## begin Supplied records

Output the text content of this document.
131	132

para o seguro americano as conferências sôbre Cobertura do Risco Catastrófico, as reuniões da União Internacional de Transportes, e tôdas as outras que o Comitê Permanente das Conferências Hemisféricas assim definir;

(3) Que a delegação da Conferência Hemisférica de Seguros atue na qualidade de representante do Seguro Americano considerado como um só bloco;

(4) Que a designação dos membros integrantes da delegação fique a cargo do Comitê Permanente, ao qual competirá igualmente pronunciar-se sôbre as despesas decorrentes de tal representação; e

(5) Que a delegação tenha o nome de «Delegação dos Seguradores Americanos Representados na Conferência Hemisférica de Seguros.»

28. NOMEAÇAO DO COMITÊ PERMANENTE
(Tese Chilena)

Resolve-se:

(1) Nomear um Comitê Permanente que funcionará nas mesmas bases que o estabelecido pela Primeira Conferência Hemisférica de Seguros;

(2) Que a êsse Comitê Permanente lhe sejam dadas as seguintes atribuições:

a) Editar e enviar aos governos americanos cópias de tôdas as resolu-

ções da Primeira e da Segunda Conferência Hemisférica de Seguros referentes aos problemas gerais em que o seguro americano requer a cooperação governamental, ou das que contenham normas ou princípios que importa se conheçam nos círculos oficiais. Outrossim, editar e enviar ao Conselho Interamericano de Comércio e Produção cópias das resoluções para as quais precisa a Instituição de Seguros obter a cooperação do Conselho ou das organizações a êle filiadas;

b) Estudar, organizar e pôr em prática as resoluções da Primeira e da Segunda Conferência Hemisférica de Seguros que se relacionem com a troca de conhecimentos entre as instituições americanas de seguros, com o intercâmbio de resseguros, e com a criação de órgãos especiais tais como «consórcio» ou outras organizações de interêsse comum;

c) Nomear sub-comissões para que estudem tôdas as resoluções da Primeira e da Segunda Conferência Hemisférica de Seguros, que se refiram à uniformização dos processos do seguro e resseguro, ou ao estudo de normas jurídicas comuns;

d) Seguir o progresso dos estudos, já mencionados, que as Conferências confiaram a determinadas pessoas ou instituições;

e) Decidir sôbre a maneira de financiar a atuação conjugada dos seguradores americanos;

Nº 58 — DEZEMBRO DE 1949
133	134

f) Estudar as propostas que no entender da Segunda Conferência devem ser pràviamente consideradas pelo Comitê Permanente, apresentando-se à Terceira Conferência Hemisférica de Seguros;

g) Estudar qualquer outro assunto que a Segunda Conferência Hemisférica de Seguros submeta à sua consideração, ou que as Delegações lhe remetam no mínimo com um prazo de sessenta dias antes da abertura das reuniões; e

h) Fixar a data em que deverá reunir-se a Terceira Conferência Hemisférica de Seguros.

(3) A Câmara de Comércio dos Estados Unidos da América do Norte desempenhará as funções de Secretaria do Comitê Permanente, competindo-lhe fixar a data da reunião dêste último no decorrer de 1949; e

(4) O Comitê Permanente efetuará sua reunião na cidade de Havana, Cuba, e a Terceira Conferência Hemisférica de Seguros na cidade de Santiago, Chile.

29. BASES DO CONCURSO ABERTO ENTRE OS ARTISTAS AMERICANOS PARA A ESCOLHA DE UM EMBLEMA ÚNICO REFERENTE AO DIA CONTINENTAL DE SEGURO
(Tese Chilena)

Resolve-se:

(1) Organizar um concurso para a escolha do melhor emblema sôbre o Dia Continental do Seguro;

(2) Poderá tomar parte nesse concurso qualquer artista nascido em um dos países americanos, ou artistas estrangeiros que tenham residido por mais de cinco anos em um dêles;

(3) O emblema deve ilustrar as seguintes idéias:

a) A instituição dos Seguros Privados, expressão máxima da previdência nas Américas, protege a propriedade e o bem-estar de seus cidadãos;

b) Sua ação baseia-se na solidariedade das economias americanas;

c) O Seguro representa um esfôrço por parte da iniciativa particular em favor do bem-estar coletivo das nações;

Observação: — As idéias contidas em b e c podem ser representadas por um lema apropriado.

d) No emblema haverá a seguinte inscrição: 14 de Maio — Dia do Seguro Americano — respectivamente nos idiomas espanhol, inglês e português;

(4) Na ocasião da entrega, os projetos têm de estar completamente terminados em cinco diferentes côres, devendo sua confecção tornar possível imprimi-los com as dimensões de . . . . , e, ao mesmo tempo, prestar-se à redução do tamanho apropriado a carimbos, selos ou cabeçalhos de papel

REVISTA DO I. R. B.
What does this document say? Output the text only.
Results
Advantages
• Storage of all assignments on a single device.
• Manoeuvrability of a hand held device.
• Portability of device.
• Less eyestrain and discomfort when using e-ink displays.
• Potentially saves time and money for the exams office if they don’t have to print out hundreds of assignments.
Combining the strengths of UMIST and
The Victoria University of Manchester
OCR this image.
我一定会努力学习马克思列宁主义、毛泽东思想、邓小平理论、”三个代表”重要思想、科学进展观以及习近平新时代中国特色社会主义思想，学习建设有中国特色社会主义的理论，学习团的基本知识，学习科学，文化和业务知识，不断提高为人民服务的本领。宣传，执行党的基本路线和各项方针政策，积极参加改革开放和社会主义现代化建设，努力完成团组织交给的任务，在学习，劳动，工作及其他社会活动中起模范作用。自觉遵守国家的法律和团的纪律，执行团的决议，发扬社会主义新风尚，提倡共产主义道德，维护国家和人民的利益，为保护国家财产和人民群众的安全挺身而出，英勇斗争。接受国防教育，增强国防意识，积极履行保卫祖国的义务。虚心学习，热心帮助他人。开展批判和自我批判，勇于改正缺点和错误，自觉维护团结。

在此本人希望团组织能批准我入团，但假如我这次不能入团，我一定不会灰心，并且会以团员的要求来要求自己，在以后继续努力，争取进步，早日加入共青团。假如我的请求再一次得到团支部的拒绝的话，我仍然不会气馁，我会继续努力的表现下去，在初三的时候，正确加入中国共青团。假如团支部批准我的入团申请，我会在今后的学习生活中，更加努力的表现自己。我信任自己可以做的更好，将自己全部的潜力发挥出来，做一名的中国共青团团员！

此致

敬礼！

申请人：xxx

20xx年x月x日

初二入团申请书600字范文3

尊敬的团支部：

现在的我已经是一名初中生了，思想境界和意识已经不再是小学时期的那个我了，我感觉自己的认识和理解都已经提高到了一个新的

## end Supplied records

*Problem to work on:*
All lines from the one containing "OCR this image." through the end of the records, both ends included, are to be quoted exactly; please add nothing else.

*Reply:*
OCR this image.
我一定会努力学习马克思列宁主义、毛泽东思想、邓小平理论、”三个代表”重要思想、科学进展观以及习近平新时代中国特色社会主义思想，学习建设有中国特色社会主义的理论，学习团的基本知识，学习科学，文化和业务知识，不断提高为人民服务的本领。宣传，执行党的基本路线和各项方针政策，积极参加改革开放和社会主义现代化建设，努力完成团组织交给的任务，在学习，劳动，工作及其他社会活动中起模范作用。自觉遵守国家的法律和团的纪律，执行团的决议，发扬社会主义新风尚，提倡共产主义道德，维护国家和人民的利益，为保护国家财产和人民群众的安全挺身而出，英勇斗争。接受国防教育，增强国防意识，积极履行保卫祖国的义务。虚心学习，热心帮助他人。开展批判和自我批判，勇于改正缺点和错误，自觉维护团结。

在此本人希望团组织能批准我入团，但假如我这次不能入团，我一定不会灰心，并且会以团员的要求来要求自己，在以后继续努力，争取进步，早日加入共青团。假如我的请求再一次得到团支部的拒绝的话，我仍然不会气馁，我会继续努力的表现下去，在初三的时候，正确加入中国共青团。假如团支部批准我的入团申请，我会在今后的学习生活中，更加努力的表现自己。我信任自己可以做的更好，将自己全部的潜力发挥出来，做一名的中国共青团团员！

此致

敬礼！

申请人：xxx

20xx年x月x日

初二入团申请书600字范文3

尊敬的团支部：

现在的我已经是一名初中生了，思想境界和意识已经不再是小学时期的那个我了，我感觉自己的认识和理解都已经提高到了一个新的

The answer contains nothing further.